## Begin Exercise material

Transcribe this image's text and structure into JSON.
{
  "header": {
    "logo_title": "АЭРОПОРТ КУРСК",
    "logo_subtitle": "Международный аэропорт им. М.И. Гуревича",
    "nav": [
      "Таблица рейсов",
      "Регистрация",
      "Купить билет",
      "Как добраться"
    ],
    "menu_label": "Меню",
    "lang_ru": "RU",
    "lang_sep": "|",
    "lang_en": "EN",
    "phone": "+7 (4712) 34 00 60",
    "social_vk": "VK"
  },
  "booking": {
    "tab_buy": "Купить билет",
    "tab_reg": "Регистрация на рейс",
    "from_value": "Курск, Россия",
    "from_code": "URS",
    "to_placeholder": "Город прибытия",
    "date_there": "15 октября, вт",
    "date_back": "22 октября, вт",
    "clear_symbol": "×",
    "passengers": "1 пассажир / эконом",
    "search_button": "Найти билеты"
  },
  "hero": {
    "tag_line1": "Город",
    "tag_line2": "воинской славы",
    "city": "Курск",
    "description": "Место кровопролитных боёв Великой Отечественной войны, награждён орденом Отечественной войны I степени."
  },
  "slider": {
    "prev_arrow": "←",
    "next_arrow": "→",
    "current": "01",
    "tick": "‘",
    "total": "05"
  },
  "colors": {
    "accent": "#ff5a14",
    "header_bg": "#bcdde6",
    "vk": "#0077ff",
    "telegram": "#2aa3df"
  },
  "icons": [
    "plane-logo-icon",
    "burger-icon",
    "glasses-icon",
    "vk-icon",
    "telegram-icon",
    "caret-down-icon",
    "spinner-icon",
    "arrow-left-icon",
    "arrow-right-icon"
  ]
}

## End Exercise material

> Work to be completed
Return every line exactly.

> Solution
Transcribe this image's text and structure into JSON.
{
  "header": {
    "logo_title": "АЭРОПОРТ КУРСК",
    "logo_subtitle": "Международный аэропорт им. М.И. Гуревича",
    "nav": [
      "Таблица рейсов",
      "Регистрация",
      "Купить билет",
      "Как добраться"
    ],
    "menu_label": "Меню",
    "lang_ru": "RU",
    "lang_sep": "|",
    "lang_en": "EN",
    "phone": "+7 (4712) 34 00 60",
    "social_vk": "VK"
  },
  "booking": {
    "tab_buy": "Купить билет",
    "tab_reg": "Регистрация на рейс",
    "from_value": "Курск, Россия",
    "from_code": "URS",
    "to_placeholder": "Город прибытия",
    "date_there": "15 октября, вт",
    "date_back": "22 октября, вт",
    "clear_symbol": "×",
    "passengers": "1 пассажир / эконом",
    "search_button": "Найти билеты"
  },
  "hero": {
    "tag_line1": "Город",
    "tag_line2": "воинской славы",
    "city": "Курск",
    "description": "Место кровопролитных боёв Великой Отечественной войны, награждён орденом Отечественной войны I степени."
  },
  "slider": {
    "prev_arrow": "←",
    "next_arrow": "→",
    "current": "01",
    "tick": "‘",
    "total": "05"
  },
  "colors": {
    "accent": "#ff5a14",
    "header_bg": "#bcdde6",
    "vk": "#0077ff",
    "telegram": "#2aa3df"
  },
  "icons": [
    "plane-logo-icon",
    "burger-icon",
    "glasses-icon",
    "vk-icon",
    "telegram-icon",
    "caret-down-icon",
    "spinner-icon",
    "arrow-left-icon",
    "arrow-right-icon"
  ]
}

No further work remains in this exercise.